• _Dataset records_:
== == ==

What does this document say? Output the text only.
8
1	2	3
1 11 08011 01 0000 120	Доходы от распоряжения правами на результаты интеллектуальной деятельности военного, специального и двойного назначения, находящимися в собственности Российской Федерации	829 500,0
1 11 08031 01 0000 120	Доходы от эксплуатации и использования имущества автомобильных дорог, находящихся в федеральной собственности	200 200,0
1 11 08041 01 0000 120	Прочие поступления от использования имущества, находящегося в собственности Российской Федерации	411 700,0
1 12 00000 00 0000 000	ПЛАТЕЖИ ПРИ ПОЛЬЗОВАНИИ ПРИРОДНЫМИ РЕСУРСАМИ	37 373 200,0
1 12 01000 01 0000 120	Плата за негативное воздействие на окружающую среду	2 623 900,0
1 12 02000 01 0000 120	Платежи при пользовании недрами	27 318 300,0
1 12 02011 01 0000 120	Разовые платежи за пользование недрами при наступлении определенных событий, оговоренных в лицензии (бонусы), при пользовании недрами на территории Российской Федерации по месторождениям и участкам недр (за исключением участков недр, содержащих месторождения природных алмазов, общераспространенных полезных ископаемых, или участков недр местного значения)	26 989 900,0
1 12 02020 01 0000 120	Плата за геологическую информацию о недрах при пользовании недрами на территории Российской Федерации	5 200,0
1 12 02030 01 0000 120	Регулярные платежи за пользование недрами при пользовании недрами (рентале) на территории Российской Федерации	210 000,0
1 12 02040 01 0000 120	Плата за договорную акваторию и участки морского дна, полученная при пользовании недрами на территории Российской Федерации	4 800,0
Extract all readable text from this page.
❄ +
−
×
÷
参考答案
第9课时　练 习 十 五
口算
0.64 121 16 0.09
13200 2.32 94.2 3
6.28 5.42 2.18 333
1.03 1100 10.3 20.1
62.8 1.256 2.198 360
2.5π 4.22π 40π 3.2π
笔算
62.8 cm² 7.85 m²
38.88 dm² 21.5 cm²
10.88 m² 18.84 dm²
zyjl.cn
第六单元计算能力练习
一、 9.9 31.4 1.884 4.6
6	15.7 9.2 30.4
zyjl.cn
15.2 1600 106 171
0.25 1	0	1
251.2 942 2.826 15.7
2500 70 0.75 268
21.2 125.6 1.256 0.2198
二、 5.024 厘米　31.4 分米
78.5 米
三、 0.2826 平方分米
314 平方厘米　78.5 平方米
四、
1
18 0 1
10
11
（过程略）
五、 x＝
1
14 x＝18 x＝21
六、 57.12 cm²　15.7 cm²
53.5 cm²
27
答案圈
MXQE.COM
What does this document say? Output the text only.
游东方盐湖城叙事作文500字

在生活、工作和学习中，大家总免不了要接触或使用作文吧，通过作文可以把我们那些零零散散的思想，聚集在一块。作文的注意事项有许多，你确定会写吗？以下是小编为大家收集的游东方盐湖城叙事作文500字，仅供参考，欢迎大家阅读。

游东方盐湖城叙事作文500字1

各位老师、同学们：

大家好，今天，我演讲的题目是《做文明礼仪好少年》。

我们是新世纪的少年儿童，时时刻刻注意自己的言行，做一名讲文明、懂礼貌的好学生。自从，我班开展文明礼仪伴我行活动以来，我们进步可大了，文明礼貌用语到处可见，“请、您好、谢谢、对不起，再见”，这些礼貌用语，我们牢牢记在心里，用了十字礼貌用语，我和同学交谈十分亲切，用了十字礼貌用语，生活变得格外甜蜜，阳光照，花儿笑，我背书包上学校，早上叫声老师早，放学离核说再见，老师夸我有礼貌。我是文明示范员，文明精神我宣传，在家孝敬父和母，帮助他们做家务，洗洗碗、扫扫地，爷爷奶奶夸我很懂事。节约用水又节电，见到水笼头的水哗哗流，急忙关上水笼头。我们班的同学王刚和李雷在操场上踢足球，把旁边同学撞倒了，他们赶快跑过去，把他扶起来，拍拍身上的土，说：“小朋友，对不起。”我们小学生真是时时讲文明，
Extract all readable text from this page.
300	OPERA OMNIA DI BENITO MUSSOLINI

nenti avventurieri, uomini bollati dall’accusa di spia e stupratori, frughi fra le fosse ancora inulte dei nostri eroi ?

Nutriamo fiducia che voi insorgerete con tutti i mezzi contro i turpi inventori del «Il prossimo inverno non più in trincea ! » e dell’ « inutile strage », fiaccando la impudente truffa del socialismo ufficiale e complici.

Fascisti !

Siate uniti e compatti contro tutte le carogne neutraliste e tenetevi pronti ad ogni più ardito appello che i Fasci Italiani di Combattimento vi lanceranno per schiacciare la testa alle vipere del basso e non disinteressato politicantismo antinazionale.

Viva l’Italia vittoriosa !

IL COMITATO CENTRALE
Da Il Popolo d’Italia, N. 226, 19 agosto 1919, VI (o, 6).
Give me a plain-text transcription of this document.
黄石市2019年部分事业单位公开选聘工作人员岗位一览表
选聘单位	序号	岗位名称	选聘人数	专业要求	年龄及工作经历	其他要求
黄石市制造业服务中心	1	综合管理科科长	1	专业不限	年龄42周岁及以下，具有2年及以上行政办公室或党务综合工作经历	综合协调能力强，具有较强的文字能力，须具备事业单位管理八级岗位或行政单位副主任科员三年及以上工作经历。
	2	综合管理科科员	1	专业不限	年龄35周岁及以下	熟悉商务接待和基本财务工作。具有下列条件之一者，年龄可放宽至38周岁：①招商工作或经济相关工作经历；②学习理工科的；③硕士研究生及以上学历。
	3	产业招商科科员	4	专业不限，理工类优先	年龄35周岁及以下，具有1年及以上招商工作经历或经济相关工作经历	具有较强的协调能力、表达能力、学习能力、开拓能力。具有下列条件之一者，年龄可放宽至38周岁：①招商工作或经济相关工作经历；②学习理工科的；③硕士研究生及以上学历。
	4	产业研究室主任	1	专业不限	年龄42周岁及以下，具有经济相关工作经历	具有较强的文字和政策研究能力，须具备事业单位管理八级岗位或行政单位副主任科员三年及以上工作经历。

== == ==

• _INSTRUCTIONS TO FOLLOW_: Output all of the data again. Match it exactly.

• _OUTPUT BELOW_:
What does this document say? Output the text only.
8
1	2	3
1 11 08011 01 0000 120	Доходы от распоряжения правами на результаты интеллектуальной деятельности военного, специального и двойного назначения, находящимися в собственности Российской Федерации	829 500,0
1 11 08031 01 0000 120	Доходы от эксплуатации и использования имущества автомобильных дорог, находящихся в федеральной собственности	200 200,0
1 11 08041 01 0000 120	Прочие поступления от использования имущества, находящегося в собственности Российской Федерации	411 700,0
1 12 00000 00 0000 000	ПЛАТЕЖИ ПРИ ПОЛЬЗОВАНИИ ПРИРОДНЫМИ РЕСУРСАМИ	37 373 200,0
1 12 01000 01 0000 120	Плата за негативное воздействие на окружающую среду	2 623 900,0
1 12 02000 01 0000 120	Платежи при пользовании недрами	27 318 300,0
1 12 02011 01 0000 120	Разовые платежи за пользование недрами при наступлении определенных событий, оговоренных в лицензии (бонусы), при пользовании недрами на территории Российской Федерации по месторождениям и участкам недр (за исключением участков недр, содержащих месторождения природных алмазов, общераспространенных полезных ископаемых, или участков недр местного значения)	26 989 900,0
1 12 02020 01 0000 120	Плата за геологическую информацию о недрах при пользовании недрами на территории Российской Федерации	5 200,0
1 12 02030 01 0000 120	Регулярные платежи за пользование недрами при пользовании недрами (рентале) на территории Российской Федерации	210 000,0
1 12 02040 01 0000 120	Плата за договорную акваторию и участки морского дна, полученная при пользовании недрами на территории Российской Федерации	4 800,0
Extract all readable text from this page.
❄ +
−
×
÷
参考答案
第9课时　练 习 十 五
口算
0.64 121 16 0.09
13200 2.32 94.2 3
6.28 5.42 2.18 333
1.03 1100 10.3 20.1
62.8 1.256 2.198 360
2.5π 4.22π 40π 3.2π
笔算
62.8 cm² 7.85 m²
38.88 dm² 21.5 cm²
10.88 m² 18.84 dm²
zyjl.cn
第六单元计算能力练习
一、 9.9 31.4 1.884 4.6
6	15.7 9.2 30.4
zyjl.cn
15.2 1600 106 171
0.25 1	0	1
251.2 942 2.826 15.7
2500 70 0.75 268
21.2 125.6 1.256 0.2198
二、 5.024 厘米　31.4 分米
78.5 米
三、 0.2826 平方分米
314 平方厘米　78.5 平方米
四、
1
18 0 1
10
11
（过程略）
五、 x＝
1
14 x＝18 x＝21
六、 57.12 cm²　15.7 cm²
53.5 cm²
27
答案圈
MXQE.COM
What does this document say? Output the text only.
游东方盐湖城叙事作文500字

在生活、工作和学习中，大家总免不了要接触或使用作文吧，通过作文可以把我们那些零零散散的思想，聚集在一块。作文的注意事项有许多，你确定会写吗？以下是小编为大家收集的游东方盐湖城叙事作文500字，仅供参考，欢迎大家阅读。

游东方盐湖城叙事作文500字1

各位老师、同学们：

大家好，今天，我演讲的题目是《做文明礼仪好少年》。

我们是新世纪的少年儿童，时时刻刻注意自己的言行，做一名讲文明、懂礼貌的好学生。自从，我班开展文明礼仪伴我行活动以来，我们进步可大了，文明礼貌用语到处可见，“请、您好、谢谢、对不起，再见”，这些礼貌用语，我们牢牢记在心里，用了十字礼貌用语，我和同学交谈十分亲切，用了十字礼貌用语，生活变得格外甜蜜，阳光照，花儿笑，我背书包上学校，早上叫声老师早，放学离核说再见，老师夸我有礼貌。我是文明示范员，文明精神我宣传，在家孝敬父和母，帮助他们做家务，洗洗碗、扫扫地，爷爷奶奶夸我很懂事。节约用水又节电，见到水笼头的水哗哗流，急忙关上水笼头。我们班的同学王刚和李雷在操场上踢足球，把旁边同学撞倒了，他们赶快跑过去，把他扶起来，拍拍身上的土，说：“小朋友，对不起。”我们小学生真是时时讲文明，
Extract all readable text from this page.
300	OPERA OMNIA DI BENITO MUSSOLINI

nenti avventurieri, uomini bollati dall’accusa di spia e stupratori, frughi fra le fosse ancora inulte dei nostri eroi ?

Nutriamo fiducia che voi insorgerete con tutti i mezzi contro i turpi inventori del «Il prossimo inverno non più in trincea ! » e dell’ « inutile strage », fiaccando la impudente truffa del socialismo ufficiale e complici.

Fascisti !

Siate uniti e compatti contro tutte le carogne neutraliste e tenetevi pronti ad ogni più ardito appello che i Fasci Italiani di Combattimento vi lanceranno per schiacciare la testa alle vipere del basso e non disinteressato politicantismo antinazionale.

Viva l’Italia vittoriosa !

IL COMITATO CENTRALE
Da Il Popolo d’Italia, N. 226, 19 agosto 1919, VI (o, 6).
Give me a plain-text transcription of this document.
黄石市2019年部分事业单位公开选聘工作人员岗位一览表
选聘单位	序号	岗位名称	选聘人数	专业要求	年龄及工作经历	其他要求
黄石市制造业服务中心	1	综合管理科科长	1	专业不限	年龄42周岁及以下，具有2年及以上行政办公室或党务综合工作经历	综合协调能力强，具有较强的文字能力，须具备事业单位管理八级岗位或行政单位副主任科员三年及以上工作经历。
	2	综合管理科科员	1	专业不限	年龄35周岁及以下	熟悉商务接待和基本财务工作。具有下列条件之一者，年龄可放宽至38周岁：①招商工作或经济相关工作经历；②学习理工科的；③硕士研究生及以上学历。
	3	产业招商科科员	4	专业不限，理工类优先	年龄35周岁及以下，具有1年及以上招商工作经历或经济相关工作经历	具有较强的协调能力、表达能力、学习能力、开拓能力。具有下列条件之一者，年龄可放宽至38周岁：①招商工作或经济相关工作经历；②学习理工科的；③硕士研究生及以上学历。
	4	产业研究室主任	1	专业不限	年龄42周岁及以下，具有经济相关工作经历	具有较强的文字和政策研究能力，须具备事业单位管理八级岗位或行政单位副主任科员三年及以上工作经历。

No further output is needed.